Find each line with the word "role" and copy it.

▶ [Source material]:
===============

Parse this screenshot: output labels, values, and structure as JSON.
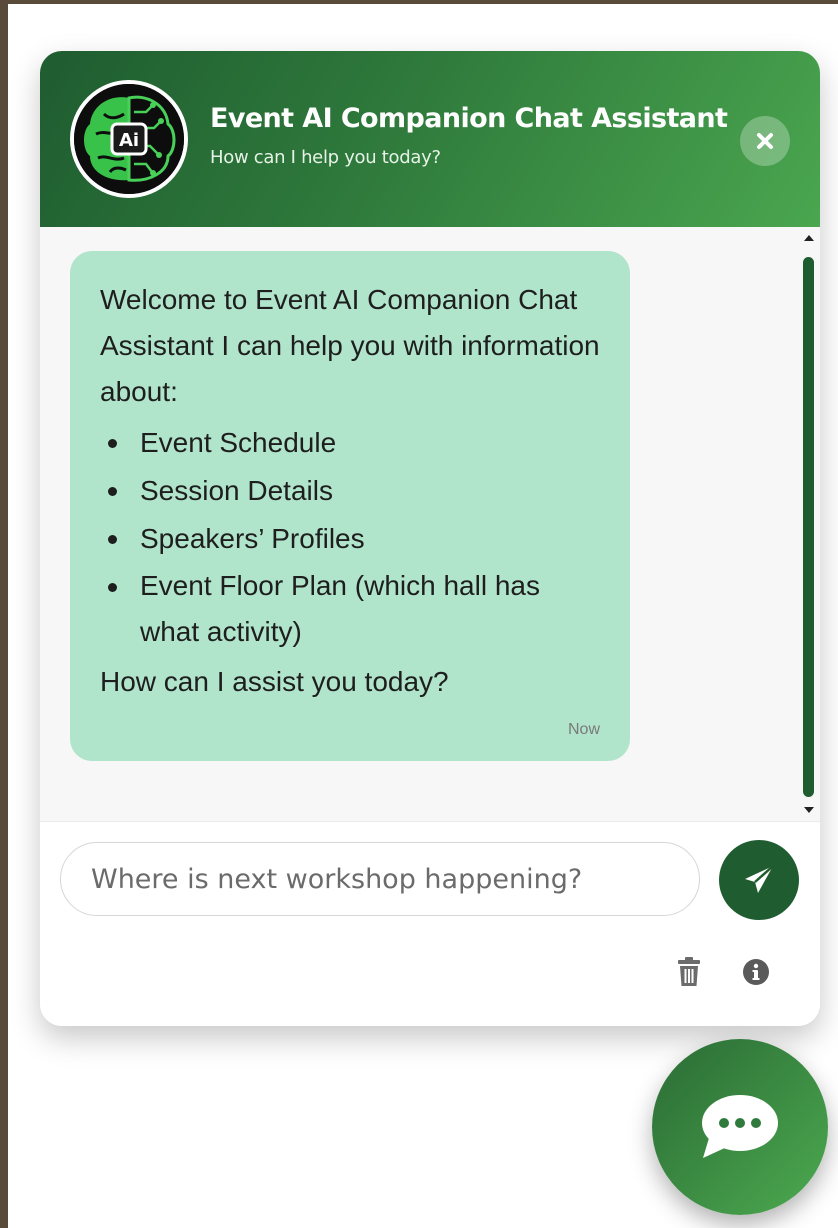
{
  "header": {
    "title": "Event AI Companion Chat Assistant",
    "subtitle": "How can I help you today?",
    "avatar_text": "Ai",
    "avatar_icon": "ai-brain-icon",
    "close_icon": "close-icon"
  },
  "message": {
    "intro": "Welcome to Event AI Companion Chat Assistant I can help you with information about:",
    "items": [
      "Event Schedule",
      "Session Details",
      "Speakers’ Profiles",
      "Event Floor Plan (which hall has what activity)"
    ],
    "outro": "How can I assist you today?",
    "time": "Now"
  },
  "composer": {
    "placeholder": "Where is next workshop happening?",
    "send_icon": "paper-plane-icon",
    "trash_icon": "trash-icon",
    "info_icon": "info-icon"
  },
  "launcher": {
    "icon": "chat-bubble-icon"
  },
  "colors": {
    "header_dark": "#1f5c30",
    "header_light": "#4aa64f",
    "bubble": "#b0e4cb",
    "send_button": "#1f5c30",
    "backdrop": "#5a4a3a"
  }
}
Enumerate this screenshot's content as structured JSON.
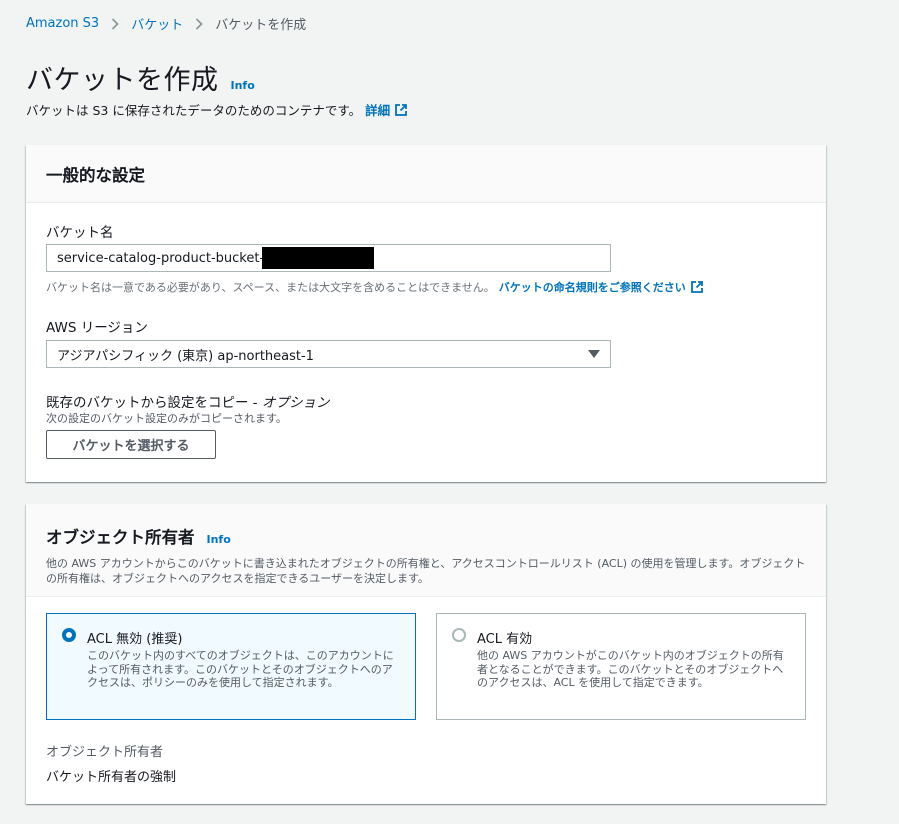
{
  "breadcrumb": {
    "items": [
      "Amazon S3",
      "バケット",
      "バケットを作成"
    ]
  },
  "header": {
    "title": "バケットを作成",
    "info_label": "Info",
    "description": "バケットは S3 に保存されたデータのためのコンテナです。",
    "learn_more_label": "詳細"
  },
  "general": {
    "title": "一般的な設定",
    "bucket_name": {
      "label": "バケット名",
      "value": "service-catalog-product-bucket-",
      "hint": "バケット名は一意である必要があり、スペース、または大文字を含めることはできません。",
      "hint_link": "バケットの命名規則をご参照ください"
    },
    "region": {
      "label": "AWS リージョン",
      "selected": "アジアパシフィック (東京) ap-northeast-1"
    },
    "copy": {
      "title": "既存のバケットから設定をコピー",
      "title_sep": " - ",
      "optional": "オプション",
      "description": "次の設定のバケット設定のみがコピーされます。",
      "button": "バケットを選択する"
    }
  },
  "ownership": {
    "title": "オブジェクト所有者",
    "info_label": "Info",
    "description": "他の AWS アカウントからこのバケットに書き込まれたオブジェクトの所有権と、アクセスコントロールリスト (ACL) の使用を管理します。オブジェクトの所有権は、オブジェクトへのアクセスを指定できるユーザーを決定します。",
    "options": [
      {
        "label": "ACL 無効 (推奨)",
        "description": "このバケット内のすべてのオブジェクトは、このアカウントによって所有されます。このバケットとそのオブジェクトへのアクセスは、ポリシーのみを使用して指定されます。",
        "selected": true
      },
      {
        "label": "ACL 有効",
        "description": "他の AWS アカウントがこのバケット内のオブジェクトの所有者となることができます。このバケットとそのオブジェクトへのアクセスは、ACL を使用して指定できます。",
        "selected": false
      }
    ],
    "field_label": "オブジェクト所有者",
    "field_value": "バケット所有者の強制"
  },
  "colors": {
    "link": "#0073bb",
    "background": "#f2f3f3",
    "selected_tile": "#f1faff"
  }
}
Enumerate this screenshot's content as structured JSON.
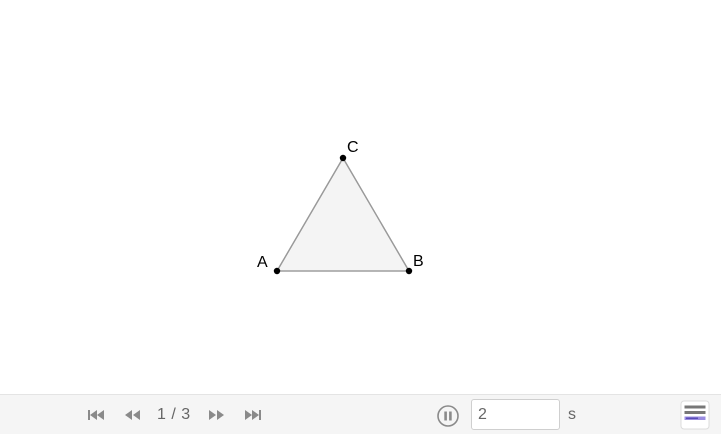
{
  "construction": {
    "points": [
      {
        "id": "A",
        "label": "A"
      },
      {
        "id": "B",
        "label": "B"
      },
      {
        "id": "C",
        "label": "C"
      }
    ],
    "polygon": {
      "vertices": [
        "A",
        "B",
        "C"
      ],
      "fill": "#f4f4f4",
      "stroke": "#9a9a9a"
    },
    "point_color": "#000000"
  },
  "navigation": {
    "first_step_icon": "skip-to-start-icon",
    "previous_step_icon": "rewind-icon",
    "step_counter": "1 / 3",
    "next_step_icon": "fast-forward-icon",
    "last_step_icon": "skip-to-end-icon",
    "play_icon": "pause-icon",
    "speed_value": "2",
    "speed_unit": "s",
    "algebra_icon": "algebra-view-icon",
    "icon_color": "#8a8a8a"
  }
}
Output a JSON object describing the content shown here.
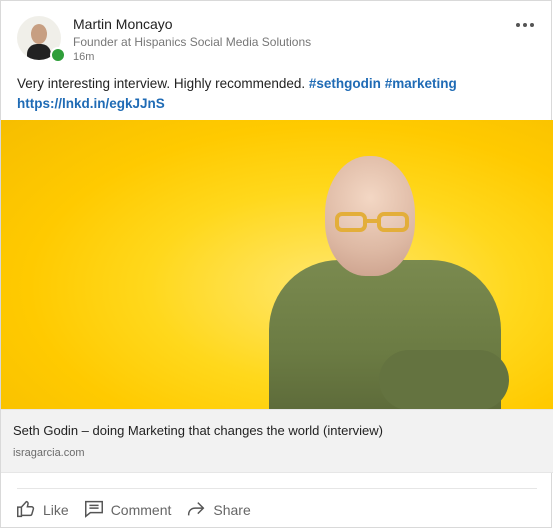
{
  "post": {
    "author": {
      "name": "Martin Moncayo",
      "headline": "Founder at Hispanics Social Media Solutions",
      "time": "16m",
      "status_color": "#2f9e3a"
    },
    "text": {
      "main": "Very interesting interview. Highly recommended.",
      "hashtags": [
        "#sethgodin",
        "#marketing"
      ],
      "short_link": "https://lnkd.in/egkJJnS"
    },
    "preview": {
      "title": "Seth Godin – doing Marketing that changes the world (interview)",
      "domain": "isragarcia.com",
      "background_color": "#ffc800"
    },
    "actions": {
      "like": "Like",
      "comment": "Comment",
      "share": "Share"
    },
    "icons": {
      "more": "more-icon",
      "like": "thumbs-up-icon",
      "comment": "comment-icon",
      "share": "share-icon"
    }
  }
}
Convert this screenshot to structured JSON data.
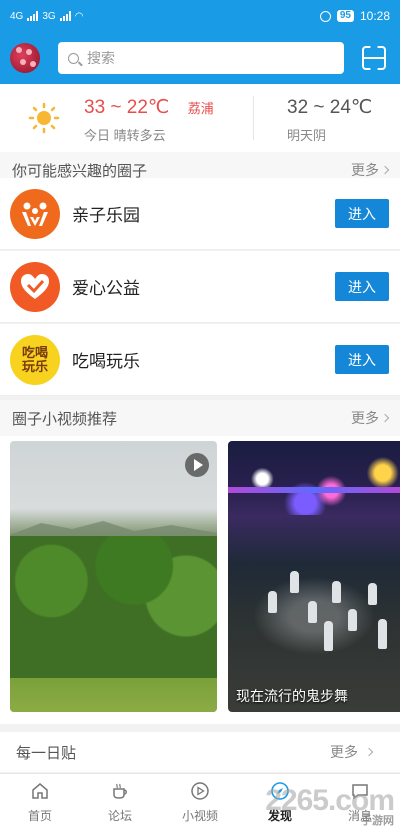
{
  "status_bar": {
    "signal1": "4G",
    "signal2": "3G",
    "battery": "95",
    "time": "10:28"
  },
  "header": {
    "search_placeholder": "搜索"
  },
  "weather": {
    "today_temp": "33 ~ 22℃",
    "today_city": "荔浦",
    "today_desc": "今日 晴转多云",
    "tomorrow_temp": "32 ~ 24℃",
    "tomorrow_desc": "明天阴"
  },
  "circles_section": {
    "title": "你可能感兴趣的圈子",
    "more": "更多",
    "items": [
      {
        "name": "亲子乐园",
        "join": "进入",
        "icon_color": "#f06a1e"
      },
      {
        "name": "爱心公益",
        "join": "进入",
        "icon_color": "#f15a24"
      },
      {
        "name": "吃喝玩乐",
        "join": "进入",
        "icon_color": "#f7d21e",
        "icon_text": "吃喝玩乐"
      }
    ]
  },
  "video_section": {
    "title": "圈子小视频推荐",
    "more": "更多",
    "videos": [
      {
        "caption": ""
      },
      {
        "caption": "现在流行的鬼步舞"
      }
    ]
  },
  "daily": {
    "title": "每一日贴",
    "more": "更多"
  },
  "tabbar": {
    "tabs": [
      {
        "label": "首页",
        "icon": "home-icon"
      },
      {
        "label": "论坛",
        "icon": "coffee-icon"
      },
      {
        "label": "小视频",
        "icon": "video-icon"
      },
      {
        "label": "发现",
        "icon": "discover-icon",
        "active": true
      },
      {
        "label": "消息",
        "icon": "message-icon"
      }
    ]
  },
  "watermark": {
    "brand": "2265.com",
    "sub": "手游网"
  },
  "colors": {
    "primary": "#1a9be6",
    "button": "#1587d8",
    "temp_today": "#e84d4d"
  }
}
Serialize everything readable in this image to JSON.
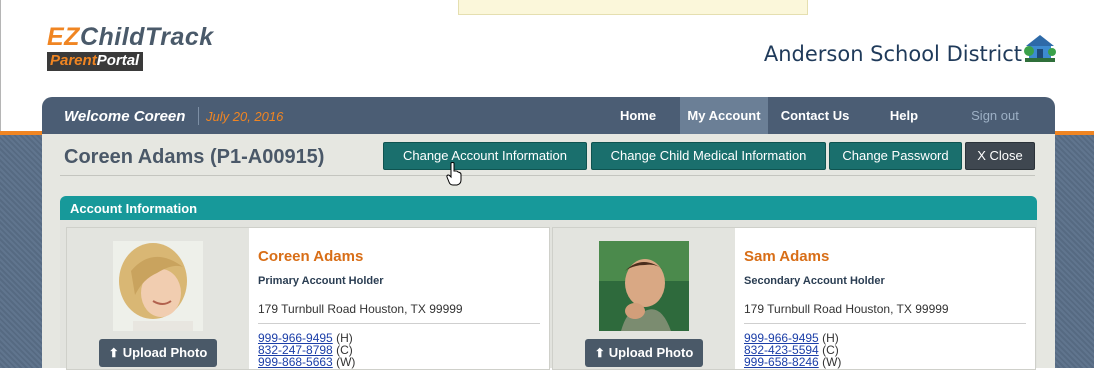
{
  "brand": {
    "logo_ez": "EZ",
    "logo_rest": "ChildTrack",
    "portal_parent": "Parent",
    "portal_rest": "Portal",
    "district": "Anderson School District",
    "accent": "#f08522",
    "nav_color": "#4b5d74",
    "teal": "#17999a",
    "button_teal": "#1a6f6d"
  },
  "nav": {
    "welcome": "Welcome Coreen",
    "date": "July 20, 2016",
    "items": [
      {
        "label": "Home"
      },
      {
        "label": "My Account",
        "active": true
      },
      {
        "label": "Contact Us"
      },
      {
        "label": "Help"
      },
      {
        "label": "Sign out"
      }
    ]
  },
  "page": {
    "title": "Coreen Adams (P1-A00915)",
    "buttons": {
      "change_account": "Change Account Information",
      "change_medical": "Change Child Medical Information",
      "change_password": "Change Password",
      "close": "X Close"
    }
  },
  "section": {
    "title": "Account Information"
  },
  "holders": [
    {
      "name": "Coreen Adams",
      "role": "Primary Account Holder",
      "address": "179 Turnbull Road Houston, TX 99999",
      "upload_label": "Upload Photo",
      "phones": [
        {
          "number": "999-966-9495",
          "type": "(H)"
        },
        {
          "number": "832-247-8798",
          "type": "(C)"
        },
        {
          "number": "999-868-5663",
          "type": "(W)"
        }
      ]
    },
    {
      "name": "Sam Adams",
      "role": "Secondary Account Holder",
      "address": "179 Turnbull Road Houston, TX 99999",
      "upload_label": "Upload Photo",
      "phones": [
        {
          "number": "999-966-9495",
          "type": "(H)"
        },
        {
          "number": "832-423-5594",
          "type": "(C)"
        },
        {
          "number": "999-658-8246",
          "type": "(W)"
        }
      ]
    }
  ]
}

===============

▶ [Output for this exercise]:
      "role": "Primary Account Holder",
      "role": "Secondary Account Holder",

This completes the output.